**Extracted data entries**.
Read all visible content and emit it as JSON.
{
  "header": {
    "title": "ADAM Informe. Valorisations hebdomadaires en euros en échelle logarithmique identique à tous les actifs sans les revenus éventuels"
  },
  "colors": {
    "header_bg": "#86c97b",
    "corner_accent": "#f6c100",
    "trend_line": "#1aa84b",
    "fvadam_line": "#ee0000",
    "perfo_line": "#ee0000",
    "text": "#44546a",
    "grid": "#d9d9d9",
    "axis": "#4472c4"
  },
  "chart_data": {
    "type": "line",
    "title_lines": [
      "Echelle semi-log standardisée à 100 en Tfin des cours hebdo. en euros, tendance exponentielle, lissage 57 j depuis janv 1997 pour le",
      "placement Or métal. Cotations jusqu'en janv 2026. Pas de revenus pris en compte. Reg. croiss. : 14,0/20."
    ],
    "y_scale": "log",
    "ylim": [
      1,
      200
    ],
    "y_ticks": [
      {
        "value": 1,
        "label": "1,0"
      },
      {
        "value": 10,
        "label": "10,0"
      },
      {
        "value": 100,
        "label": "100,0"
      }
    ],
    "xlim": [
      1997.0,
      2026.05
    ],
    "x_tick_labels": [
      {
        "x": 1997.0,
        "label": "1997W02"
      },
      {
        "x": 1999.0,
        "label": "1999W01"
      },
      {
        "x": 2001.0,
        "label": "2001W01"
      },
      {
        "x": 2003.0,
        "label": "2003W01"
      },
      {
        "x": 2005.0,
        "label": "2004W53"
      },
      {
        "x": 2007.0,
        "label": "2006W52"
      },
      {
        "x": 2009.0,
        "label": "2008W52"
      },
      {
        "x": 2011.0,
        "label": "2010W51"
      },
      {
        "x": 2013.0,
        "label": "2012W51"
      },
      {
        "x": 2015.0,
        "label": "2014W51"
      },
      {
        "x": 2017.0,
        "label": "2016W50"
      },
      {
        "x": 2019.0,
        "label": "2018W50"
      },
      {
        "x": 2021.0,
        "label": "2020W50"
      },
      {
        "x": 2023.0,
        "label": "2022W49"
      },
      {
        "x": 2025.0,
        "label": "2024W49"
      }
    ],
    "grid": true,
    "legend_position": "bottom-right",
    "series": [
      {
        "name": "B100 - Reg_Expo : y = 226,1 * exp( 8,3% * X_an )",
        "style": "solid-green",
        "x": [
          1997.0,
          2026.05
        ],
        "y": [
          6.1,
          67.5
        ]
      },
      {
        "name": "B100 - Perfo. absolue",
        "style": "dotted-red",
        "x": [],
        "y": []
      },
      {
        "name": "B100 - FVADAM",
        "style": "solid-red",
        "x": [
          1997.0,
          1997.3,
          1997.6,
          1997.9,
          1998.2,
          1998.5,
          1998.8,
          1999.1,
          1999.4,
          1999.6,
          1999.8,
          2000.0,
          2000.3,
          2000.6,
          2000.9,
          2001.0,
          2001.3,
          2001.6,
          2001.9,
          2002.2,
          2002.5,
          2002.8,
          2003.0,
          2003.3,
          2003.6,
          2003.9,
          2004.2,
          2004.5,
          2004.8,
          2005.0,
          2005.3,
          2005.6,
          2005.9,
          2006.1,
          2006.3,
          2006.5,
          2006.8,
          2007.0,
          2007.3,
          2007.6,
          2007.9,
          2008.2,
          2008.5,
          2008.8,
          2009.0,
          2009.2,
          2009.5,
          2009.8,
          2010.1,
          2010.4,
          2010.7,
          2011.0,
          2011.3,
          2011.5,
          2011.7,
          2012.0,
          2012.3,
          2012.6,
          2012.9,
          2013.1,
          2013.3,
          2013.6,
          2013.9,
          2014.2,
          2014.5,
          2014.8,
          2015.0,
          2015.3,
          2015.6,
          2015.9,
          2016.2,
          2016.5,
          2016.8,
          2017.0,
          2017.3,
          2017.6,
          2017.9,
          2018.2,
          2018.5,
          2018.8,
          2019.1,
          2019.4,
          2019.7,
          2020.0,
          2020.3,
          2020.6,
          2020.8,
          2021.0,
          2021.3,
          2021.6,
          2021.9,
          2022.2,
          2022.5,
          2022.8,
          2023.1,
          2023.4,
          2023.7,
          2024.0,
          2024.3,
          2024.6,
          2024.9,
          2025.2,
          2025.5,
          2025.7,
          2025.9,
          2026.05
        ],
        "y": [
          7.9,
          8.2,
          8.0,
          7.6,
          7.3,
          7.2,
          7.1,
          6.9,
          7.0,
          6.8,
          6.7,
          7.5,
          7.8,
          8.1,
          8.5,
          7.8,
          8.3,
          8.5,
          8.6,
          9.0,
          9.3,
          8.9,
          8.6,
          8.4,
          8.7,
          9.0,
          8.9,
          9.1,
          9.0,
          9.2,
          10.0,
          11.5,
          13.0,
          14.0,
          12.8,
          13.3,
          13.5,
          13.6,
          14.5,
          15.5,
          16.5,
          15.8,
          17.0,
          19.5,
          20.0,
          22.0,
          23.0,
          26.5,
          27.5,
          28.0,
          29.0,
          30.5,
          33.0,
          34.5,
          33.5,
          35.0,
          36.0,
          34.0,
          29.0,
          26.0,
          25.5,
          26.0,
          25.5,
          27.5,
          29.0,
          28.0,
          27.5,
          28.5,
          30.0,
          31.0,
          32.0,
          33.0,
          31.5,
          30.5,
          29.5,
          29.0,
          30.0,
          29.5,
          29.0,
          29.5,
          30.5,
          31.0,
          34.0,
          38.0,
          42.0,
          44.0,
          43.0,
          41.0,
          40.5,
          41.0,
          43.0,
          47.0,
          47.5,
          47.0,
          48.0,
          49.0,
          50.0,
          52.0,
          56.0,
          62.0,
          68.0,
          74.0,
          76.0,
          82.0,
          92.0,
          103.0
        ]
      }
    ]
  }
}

**Exercise brief**.
Reproduce the data shown above exactly.

**Solution for this exercise**.
Read all visible content and emit it as JSON.
{
  "header": {
    "title": "ADAM Informe. Valorisations hebdomadaires en euros en échelle logarithmique identique à tous les actifs sans les revenus éventuels"
  },
  "colors": {
    "header_bg": "#86c97b",
    "corner_accent": "#f6c100",
    "trend_line": "#1aa84b",
    "fvadam_line": "#ee0000",
    "perfo_line": "#ee0000",
    "text": "#44546a",
    "grid": "#d9d9d9",
    "axis": "#4472c4"
  },
  "chart_data": {
    "type": "line",
    "title_lines": [
      "Echelle semi-log standardisée à 100 en Tfin des cours hebdo. en euros, tendance exponentielle, lissage 57 j depuis janv 1997 pour le",
      "placement Or métal. Cotations jusqu'en janv 2026. Pas de revenus pris en compte. Reg. croiss. : 14,0/20."
    ],
    "y_scale": "log",
    "ylim": [
      1,
      200
    ],
    "y_ticks": [
      {
        "value": 1,
        "label": "1,0"
      },
      {
        "value": 10,
        "label": "10,0"
      },
      {
        "value": 100,
        "label": "100,0"
      }
    ],
    "xlim": [
      1997.0,
      2026.05
    ],
    "x_tick_labels": [
      {
        "x": 1997.0,
        "label": "1997W02"
      },
      {
        "x": 1999.0,
        "label": "1999W01"
      },
      {
        "x": 2001.0,
        "label": "2001W01"
      },
      {
        "x": 2003.0,
        "label": "2003W01"
      },
      {
        "x": 2005.0,
        "label": "2004W53"
      },
      {
        "x": 2007.0,
        "label": "2006W52"
      },
      {
        "x": 2009.0,
        "label": "2008W52"
      },
      {
        "x": 2011.0,
        "label": "2010W51"
      },
      {
        "x": 2013.0,
        "label": "2012W51"
      },
      {
        "x": 2015.0,
        "label": "2014W51"
      },
      {
        "x": 2017.0,
        "label": "2016W50"
      },
      {
        "x": 2019.0,
        "label": "2018W50"
      },
      {
        "x": 2021.0,
        "label": "2020W50"
      },
      {
        "x": 2023.0,
        "label": "2022W49"
      },
      {
        "x": 2025.0,
        "label": "2024W49"
      }
    ],
    "grid": true,
    "legend_position": "bottom-right",
    "series": [
      {
        "name": "B100 - Reg_Expo : y = 226,1 * exp( 8,3% * X_an )",
        "style": "solid-green",
        "x": [
          1997.0,
          2026.05
        ],
        "y": [
          6.1,
          67.5
        ]
      },
      {
        "name": "B100 - Perfo. absolue",
        "style": "dotted-red",
        "x": [],
        "y": []
      },
      {
        "name": "B100 - FVADAM",
        "style": "solid-red",
        "x": [
          1997.0,
          1997.3,
          1997.6,
          1997.9,
          1998.2,
          1998.5,
          1998.8,
          1999.1,
          1999.4,
          1999.6,
          1999.8,
          2000.0,
          2000.3,
          2000.6,
          2000.9,
          2001.0,
          2001.3,
          2001.6,
          2001.9,
          2002.2,
          2002.5,
          2002.8,
          2003.0,
          2003.3,
          2003.6,
          2003.9,
          2004.2,
          2004.5,
          2004.8,
          2005.0,
          2005.3,
          2005.6,
          2005.9,
          2006.1,
          2006.3,
          2006.5,
          2006.8,
          2007.0,
          2007.3,
          2007.6,
          2007.9,
          2008.2,
          2008.5,
          2008.8,
          2009.0,
          2009.2,
          2009.5,
          2009.8,
          2010.1,
          2010.4,
          2010.7,
          2011.0,
          2011.3,
          2011.5,
          2011.7,
          2012.0,
          2012.3,
          2012.6,
          2012.9,
          2013.1,
          2013.3,
          2013.6,
          2013.9,
          2014.2,
          2014.5,
          2014.8,
          2015.0,
          2015.3,
          2015.6,
          2015.9,
          2016.2,
          2016.5,
          2016.8,
          2017.0,
          2017.3,
          2017.6,
          2017.9,
          2018.2,
          2018.5,
          2018.8,
          2019.1,
          2019.4,
          2019.7,
          2020.0,
          2020.3,
          2020.6,
          2020.8,
          2021.0,
          2021.3,
          2021.6,
          2021.9,
          2022.2,
          2022.5,
          2022.8,
          2023.1,
          2023.4,
          2023.7,
          2024.0,
          2024.3,
          2024.6,
          2024.9,
          2025.2,
          2025.5,
          2025.7,
          2025.9,
          2026.05
        ],
        "y": [
          7.9,
          8.2,
          8.0,
          7.6,
          7.3,
          7.2,
          7.1,
          6.9,
          7.0,
          6.8,
          6.7,
          7.5,
          7.8,
          8.1,
          8.5,
          7.8,
          8.3,
          8.5,
          8.6,
          9.0,
          9.3,
          8.9,
          8.6,
          8.4,
          8.7,
          9.0,
          8.9,
          9.1,
          9.0,
          9.2,
          10.0,
          11.5,
          13.0,
          14.0,
          12.8,
          13.3,
          13.5,
          13.6,
          14.5,
          15.5,
          16.5,
          15.8,
          17.0,
          19.5,
          20.0,
          22.0,
          23.0,
          26.5,
          27.5,
          28.0,
          29.0,
          30.5,
          33.0,
          34.5,
          33.5,
          35.0,
          36.0,
          34.0,
          29.0,
          26.0,
          25.5,
          26.0,
          25.5,
          27.5,
          29.0,
          28.0,
          27.5,
          28.5,
          30.0,
          31.0,
          32.0,
          33.0,
          31.5,
          30.5,
          29.5,
          29.0,
          30.0,
          29.5,
          29.0,
          29.5,
          30.5,
          31.0,
          34.0,
          38.0,
          42.0,
          44.0,
          43.0,
          41.0,
          40.5,
          41.0,
          43.0,
          47.0,
          47.5,
          47.0,
          48.0,
          49.0,
          50.0,
          52.0,
          56.0,
          62.0,
          68.0,
          74.0,
          76.0,
          82.0,
          92.0,
          103.0
        ]
      }
    ]
  }
}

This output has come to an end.